* **Task requirements**:
a) Translate this sentence from the post on older striving writers into Spanish: "Writing was very slow, hard work for her at this time."
b) Write the next part of the blog post on helping older striving writers, picking up after its final sentence.

* **Passage shown**:
========

When students in grades 3–8 are struggling with writing, it can feel overwhelming as we consider how best to help them. In this blog, Kathy models using student writing samples for assessing learning and planning next steps instructionally for older striving writers. 

Kathy King-Dickman is a Professional Learning Lead Consultant for Collaborative Classroom and has 30+ years of classroom experience in kindergarten through eighth grade.

Introduction

The first blog in this series focused on analyzing emergent and early learners’ writing. Part two centers on assessing the writing of older students in order to plan next steps. 

Although the student writer featured in this blog started off well below grade expectancy, she became a superior writer with just one year of instruction. I hope this will provide guidance and ideas for helping your striving writers – students who may be severely behind in writing. 

Working with Striving Writers in Grades 3–8

When we consider student writing from third grade to middle school, in most cases we can focus less on foundational skills and more on the craft and organization of a well-written piece. 

Early writers are using most of their energy to get the words they want on paper in a manner in which others as well as they themselves can read them back and make meaning from the marks on the page. 

In contrast, when teaching older students, we should be able to shift our focus. We can help older students organize and craft their writing in a way that holds the audience’s attention as well as meets the purpose with the intended audience.

However, as you will see, there are exceptions to this scenario. If our upper elementary students have not been in solid literacy programs with a focus on writing and reading throughout their elementary years, they will lack foundational skills.

Teachers often feel overwhelmed when they look at writing samples from students who are struggling with writing in grades 3 and up. We may wonder what we can do to help older striving writers who are this far behind. Sometimes we fear that it cannot be done. However, this is simply not true!

Meet Our Older Striving Writer

I began working with Maria (not her real name) in the fall of her sixth-grade year. Writing was very slow, hard work for her at this time. Although she worked diligently during every minute of independent writing time, she only completed 7 pages of writing in the first four weeks of school. 

Assessing Writing Sample #1 

Written during a unit on personal narrative, Maria’s first sample—recounting her trip to Alaska—shows the result of a severe lack in foundational skills.  Her 7-page piece was an example of what is frequently called a “bed-to-bed” story. In a bed-to-bed story, the writer crams in every possible detail about an event (from getting up in the morning to going to sleep at night) without discernment about what details are important and memorable, and which are not. 

Educators commonly encounter this type of bed-to-bed story when working with young, emergent writers or older striving writers who, like Maria, have had very little writing instruction. Nonetheless, by looking closely at this sample, we can get a clear picture of what this child knows and what she needs next instructionally, no matter where she is in her development.

========

* **Stored data**:

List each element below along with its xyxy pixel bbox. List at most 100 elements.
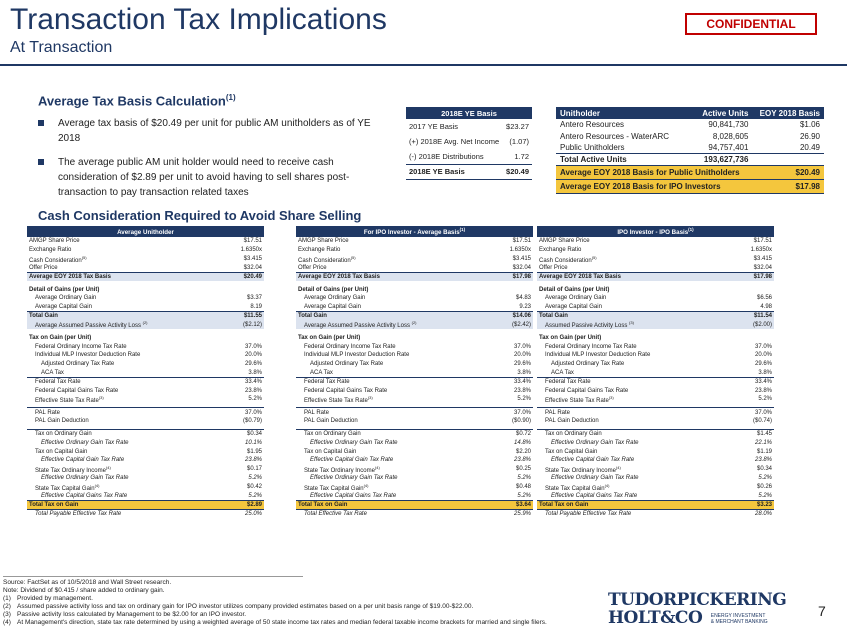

========

* **Set of answers**:
a) En ese momento, escribir era un trabajo muy lento y difícil para ella.

b)
When Assessing Student Writing, Look at Strengths First

It is important to take a deep look at what skills a child has before we consider what we might teach her next. Here are the strengths I saw in Maria’s sample:

  • She seemed to know how to spell several high-frequency words: we, there, is, so, but, just, more, the, go, and, got, when, are, in, see, how, my and mom
  • It seemed that Maria was emerging in her knowledge of where to end a sentence as she had five periods in the correct spot with two missing. Even though she overused capital letters in four instances, she did seem to understand to use them after the end mark of a period. 
  • Although this bed-to-bed story was developmentally behind, I appreciated how Maria knew how to pull from her life by sharing a very important trip in writing with her classmates. 
  • Most importantly, I loved how Maria worked so hard at writing each and every day. She listened raptly to my writing lessons, trying all that I taught and modeled, and her pencil never left her page during independent writing time.
Using the Writing Sample to Plan Next Steps

Here are some of the instructional next steps I noted for Maria’s development:

  • Clearly the first issue that jumped out as needing work was her spelling. At this point we could have worked on the high-frequency words beautiful, almost, right, across, and hour. I did have her work on the spelling of many high-frequency words as ongoing work throughout the year but lack of time prohibited me from providing her with the deep spelling and foundational work she needed. 
  • Foundational skills for the ai pattern, silent-e rule, and the syllable –le would also have helped improve Maria’s spelling. 
  • Another issue I could have taught Maria at this point was the capitalization of proper nouns as seen in the spelling canad for Canada. 
  • In addition, she overused the conjunction and
  • Improving run-on sentences and fragments was an issue I noted as needing support.
  • Maria needed practice in determining the most important or most entertaining details and information to include in her story.
  • Finally, writing fluency was definitely a need, though I knew I did not have to worry much about this. I trusted that as hard as she worked, this would come with practice. 
Sharing Strengths and Working with Maria

As I mentioned, the first step should always be to name and celebrate the student’s strengths. This applies to all children, but it is especially true for older striving writers. 

It can take so much encouragement to get upper elementary students to put pencil to paper. It takes very little for them to simply give up and say, “I don’t have anything to write about!”

Maria was a hard worker and, despite her challenges, was falling in love with writing and reading. I knew that I needed to keep nurturing that love while simultaneously helping her develop many new skills. 

Even though the list of strengths was fairly short, I still remember Maria’s look of surprise when I shared it. Maria had been in an ineffective remedial reading program for several years and knew that she was well behind her grade level peers.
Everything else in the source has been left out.